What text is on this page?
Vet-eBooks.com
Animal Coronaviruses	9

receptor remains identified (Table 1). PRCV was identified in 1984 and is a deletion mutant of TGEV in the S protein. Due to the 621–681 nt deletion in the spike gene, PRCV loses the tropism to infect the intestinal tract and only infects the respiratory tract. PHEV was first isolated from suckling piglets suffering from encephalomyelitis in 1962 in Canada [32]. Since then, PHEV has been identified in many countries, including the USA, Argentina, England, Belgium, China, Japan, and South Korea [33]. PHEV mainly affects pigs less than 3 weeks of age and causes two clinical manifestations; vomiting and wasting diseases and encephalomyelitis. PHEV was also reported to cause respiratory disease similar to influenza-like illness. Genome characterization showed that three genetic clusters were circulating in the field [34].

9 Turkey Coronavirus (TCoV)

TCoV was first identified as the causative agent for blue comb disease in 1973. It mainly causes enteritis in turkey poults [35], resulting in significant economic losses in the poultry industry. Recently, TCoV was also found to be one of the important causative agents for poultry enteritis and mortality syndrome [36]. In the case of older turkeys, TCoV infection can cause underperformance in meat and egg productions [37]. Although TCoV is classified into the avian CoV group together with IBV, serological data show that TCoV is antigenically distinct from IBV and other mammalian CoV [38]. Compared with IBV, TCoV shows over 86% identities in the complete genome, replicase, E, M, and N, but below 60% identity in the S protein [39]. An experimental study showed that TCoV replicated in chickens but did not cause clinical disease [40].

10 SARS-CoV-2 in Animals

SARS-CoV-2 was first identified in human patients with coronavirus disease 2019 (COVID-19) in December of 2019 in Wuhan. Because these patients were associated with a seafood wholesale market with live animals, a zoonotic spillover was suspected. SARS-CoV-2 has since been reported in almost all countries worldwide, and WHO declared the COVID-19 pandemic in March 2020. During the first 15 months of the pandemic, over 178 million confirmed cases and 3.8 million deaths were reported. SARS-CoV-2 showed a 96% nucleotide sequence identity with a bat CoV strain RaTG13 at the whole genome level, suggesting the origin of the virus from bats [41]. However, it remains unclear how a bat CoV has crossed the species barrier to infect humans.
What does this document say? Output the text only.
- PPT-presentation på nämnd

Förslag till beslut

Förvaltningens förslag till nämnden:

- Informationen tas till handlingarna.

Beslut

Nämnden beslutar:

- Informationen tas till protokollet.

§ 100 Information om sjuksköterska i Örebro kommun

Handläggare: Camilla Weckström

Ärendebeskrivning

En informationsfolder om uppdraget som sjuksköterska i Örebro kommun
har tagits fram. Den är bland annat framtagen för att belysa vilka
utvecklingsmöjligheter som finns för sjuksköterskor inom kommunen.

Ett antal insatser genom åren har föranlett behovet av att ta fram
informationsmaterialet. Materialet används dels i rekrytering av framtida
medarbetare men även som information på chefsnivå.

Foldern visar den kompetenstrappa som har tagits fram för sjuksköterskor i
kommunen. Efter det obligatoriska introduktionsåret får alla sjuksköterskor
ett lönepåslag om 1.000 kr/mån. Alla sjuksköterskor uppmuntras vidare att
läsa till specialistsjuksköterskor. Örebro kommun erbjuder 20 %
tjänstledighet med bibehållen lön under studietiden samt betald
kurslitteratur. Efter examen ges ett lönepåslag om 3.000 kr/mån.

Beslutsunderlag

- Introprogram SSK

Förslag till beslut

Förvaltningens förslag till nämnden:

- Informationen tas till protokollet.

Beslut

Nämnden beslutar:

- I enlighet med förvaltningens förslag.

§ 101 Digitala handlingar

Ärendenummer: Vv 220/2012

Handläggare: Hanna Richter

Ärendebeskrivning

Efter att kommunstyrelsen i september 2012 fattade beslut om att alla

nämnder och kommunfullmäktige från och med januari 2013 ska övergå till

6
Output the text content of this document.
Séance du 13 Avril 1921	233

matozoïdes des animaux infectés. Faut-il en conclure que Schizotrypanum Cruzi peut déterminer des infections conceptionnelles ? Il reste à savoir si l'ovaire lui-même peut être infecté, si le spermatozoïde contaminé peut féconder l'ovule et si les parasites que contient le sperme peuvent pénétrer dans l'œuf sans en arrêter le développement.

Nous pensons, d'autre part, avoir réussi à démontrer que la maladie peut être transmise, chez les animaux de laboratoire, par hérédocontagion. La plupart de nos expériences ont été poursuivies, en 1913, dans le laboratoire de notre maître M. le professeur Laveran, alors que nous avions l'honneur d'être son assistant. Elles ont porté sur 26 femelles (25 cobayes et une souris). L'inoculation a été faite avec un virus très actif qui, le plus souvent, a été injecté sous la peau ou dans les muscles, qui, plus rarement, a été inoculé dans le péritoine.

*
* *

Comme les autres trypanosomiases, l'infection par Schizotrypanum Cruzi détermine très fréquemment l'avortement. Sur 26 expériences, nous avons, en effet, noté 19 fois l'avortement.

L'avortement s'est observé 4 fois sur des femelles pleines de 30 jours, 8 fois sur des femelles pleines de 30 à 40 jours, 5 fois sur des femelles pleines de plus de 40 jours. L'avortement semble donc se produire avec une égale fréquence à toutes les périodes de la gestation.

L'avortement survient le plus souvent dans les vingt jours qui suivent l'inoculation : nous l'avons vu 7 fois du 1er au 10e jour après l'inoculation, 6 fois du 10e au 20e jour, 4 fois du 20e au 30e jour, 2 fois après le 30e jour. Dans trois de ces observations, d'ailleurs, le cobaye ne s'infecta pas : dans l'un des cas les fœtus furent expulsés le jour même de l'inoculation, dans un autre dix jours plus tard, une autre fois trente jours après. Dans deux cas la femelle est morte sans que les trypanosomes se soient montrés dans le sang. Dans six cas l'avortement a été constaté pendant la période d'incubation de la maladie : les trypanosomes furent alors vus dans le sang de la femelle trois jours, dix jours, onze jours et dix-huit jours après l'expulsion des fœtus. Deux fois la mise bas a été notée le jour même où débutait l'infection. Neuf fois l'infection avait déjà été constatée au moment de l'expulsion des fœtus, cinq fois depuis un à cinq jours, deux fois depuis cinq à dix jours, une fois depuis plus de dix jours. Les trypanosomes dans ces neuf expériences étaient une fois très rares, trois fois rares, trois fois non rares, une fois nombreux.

▶ _WHAT YOU HAVE TO DO_: Please write out the whole of the material exactly.

▶ _REPLY TO THE EXERCISE_:
What text is on this page?
Vet-eBooks.com
Animal Coronaviruses	9

receptor remains identified (Table 1). PRCV was identified in 1984 and is a deletion mutant of TGEV in the S protein. Due to the 621–681 nt deletion in the spike gene, PRCV loses the tropism to infect the intestinal tract and only infects the respiratory tract. PHEV was first isolated from suckling piglets suffering from encephalomyelitis in 1962 in Canada [32]. Since then, PHEV has been identified in many countries, including the USA, Argentina, England, Belgium, China, Japan, and South Korea [33]. PHEV mainly affects pigs less than 3 weeks of age and causes two clinical manifestations; vomiting and wasting diseases and encephalomyelitis. PHEV was also reported to cause respiratory disease similar to influenza-like illness. Genome characterization showed that three genetic clusters were circulating in the field [34].

9 Turkey Coronavirus (TCoV)

TCoV was first identified as the causative agent for blue comb disease in 1973. It mainly causes enteritis in turkey poults [35], resulting in significant economic losses in the poultry industry. Recently, TCoV was also found to be one of the important causative agents for poultry enteritis and mortality syndrome [36]. In the case of older turkeys, TCoV infection can cause underperformance in meat and egg productions [37]. Although TCoV is classified into the avian CoV group together with IBV, serological data show that TCoV is antigenically distinct from IBV and other mammalian CoV [38]. Compared with IBV, TCoV shows over 86% identities in the complete genome, replicase, E, M, and N, but below 60% identity in the S protein [39]. An experimental study showed that TCoV replicated in chickens but did not cause clinical disease [40].

10 SARS-CoV-2 in Animals

SARS-CoV-2 was first identified in human patients with coronavirus disease 2019 (COVID-19) in December of 2019 in Wuhan. Because these patients were associated with a seafood wholesale market with live animals, a zoonotic spillover was suspected. SARS-CoV-2 has since been reported in almost all countries worldwide, and WHO declared the COVID-19 pandemic in March 2020. During the first 15 months of the pandemic, over 178 million confirmed cases and 3.8 million deaths were reported. SARS-CoV-2 showed a 96% nucleotide sequence identity with a bat CoV strain RaTG13 at the whole genome level, suggesting the origin of the virus from bats [41]. However, it remains unclear how a bat CoV has crossed the species barrier to infect humans.
What does this document say? Output the text only.
- PPT-presentation på nämnd

Förslag till beslut

Förvaltningens förslag till nämnden:

- Informationen tas till handlingarna.

Beslut

Nämnden beslutar:

- Informationen tas till protokollet.

§ 100 Information om sjuksköterska i Örebro kommun

Handläggare: Camilla Weckström

Ärendebeskrivning

En informationsfolder om uppdraget som sjuksköterska i Örebro kommun
har tagits fram. Den är bland annat framtagen för att belysa vilka
utvecklingsmöjligheter som finns för sjuksköterskor inom kommunen.

Ett antal insatser genom åren har föranlett behovet av att ta fram
informationsmaterialet. Materialet används dels i rekrytering av framtida
medarbetare men även som information på chefsnivå.

Foldern visar den kompetenstrappa som har tagits fram för sjuksköterskor i
kommunen. Efter det obligatoriska introduktionsåret får alla sjuksköterskor
ett lönepåslag om 1.000 kr/mån. Alla sjuksköterskor uppmuntras vidare att
läsa till specialistsjuksköterskor. Örebro kommun erbjuder 20 %
tjänstledighet med bibehållen lön under studietiden samt betald
kurslitteratur. Efter examen ges ett lönepåslag om 3.000 kr/mån.

Beslutsunderlag

- Introprogram SSK

Förslag till beslut

Förvaltningens förslag till nämnden:

- Informationen tas till protokollet.

Beslut

Nämnden beslutar:

- I enlighet med förvaltningens förslag.

§ 101 Digitala handlingar

Ärendenummer: Vv 220/2012

Handläggare: Hanna Richter

Ärendebeskrivning

Efter att kommunstyrelsen i september 2012 fattade beslut om att alla

nämnder och kommunfullmäktige från och med januari 2013 ska övergå till

6
Output the text content of this document.
Séance du 13 Avril 1921	233

matozoïdes des animaux infectés. Faut-il en conclure que Schizotrypanum Cruzi peut déterminer des infections conceptionnelles ? Il reste à savoir si l'ovaire lui-même peut être infecté, si le spermatozoïde contaminé peut féconder l'ovule et si les parasites que contient le sperme peuvent pénétrer dans l'œuf sans en arrêter le développement.

Nous pensons, d'autre part, avoir réussi à démontrer que la maladie peut être transmise, chez les animaux de laboratoire, par hérédocontagion. La plupart de nos expériences ont été poursuivies, en 1913, dans le laboratoire de notre maître M. le professeur Laveran, alors que nous avions l'honneur d'être son assistant. Elles ont porté sur 26 femelles (25 cobayes et une souris). L'inoculation a été faite avec un virus très actif qui, le plus souvent, a été injecté sous la peau ou dans les muscles, qui, plus rarement, a été inoculé dans le péritoine.

*
* *

Comme les autres trypanosomiases, l'infection par Schizotrypanum Cruzi détermine très fréquemment l'avortement. Sur 26 expériences, nous avons, en effet, noté 19 fois l'avortement.

L'avortement s'est observé 4 fois sur des femelles pleines de 30 jours, 8 fois sur des femelles pleines de 30 à 40 jours, 5 fois sur des femelles pleines de plus de 40 jours. L'avortement semble donc se produire avec une égale fréquence à toutes les périodes de la gestation.

L'avortement survient le plus souvent dans les vingt jours qui suivent l'inoculation : nous l'avons vu 7 fois du 1er au 10e jour après l'inoculation, 6 fois du 10e au 20e jour, 4 fois du 20e au 30e jour, 2 fois après le 30e jour. Dans trois de ces observations, d'ailleurs, le cobaye ne s'infecta pas : dans l'un des cas les fœtus furent expulsés le jour même de l'inoculation, dans un autre dix jours plus tard, une autre fois trente jours après. Dans deux cas la femelle est morte sans que les trypanosomes se soient montrés dans le sang. Dans six cas l'avortement a été constaté pendant la période d'incubation de la maladie : les trypanosomes furent alors vus dans le sang de la femelle trois jours, dix jours, onze jours et dix-huit jours après l'expulsion des fœtus. Deux fois la mise bas a été notée le jour même où débutait l'infection. Neuf fois l'infection avait déjà été constatée au moment de l'expulsion des fœtus, cinq fois depuis un à cinq jours, deux fois depuis cinq à dix jours, une fois depuis plus de dix jours. Les trypanosomes dans ces neuf expériences étaient une fois très rares, trois fois rares, trois fois non rares, une fois nombreux.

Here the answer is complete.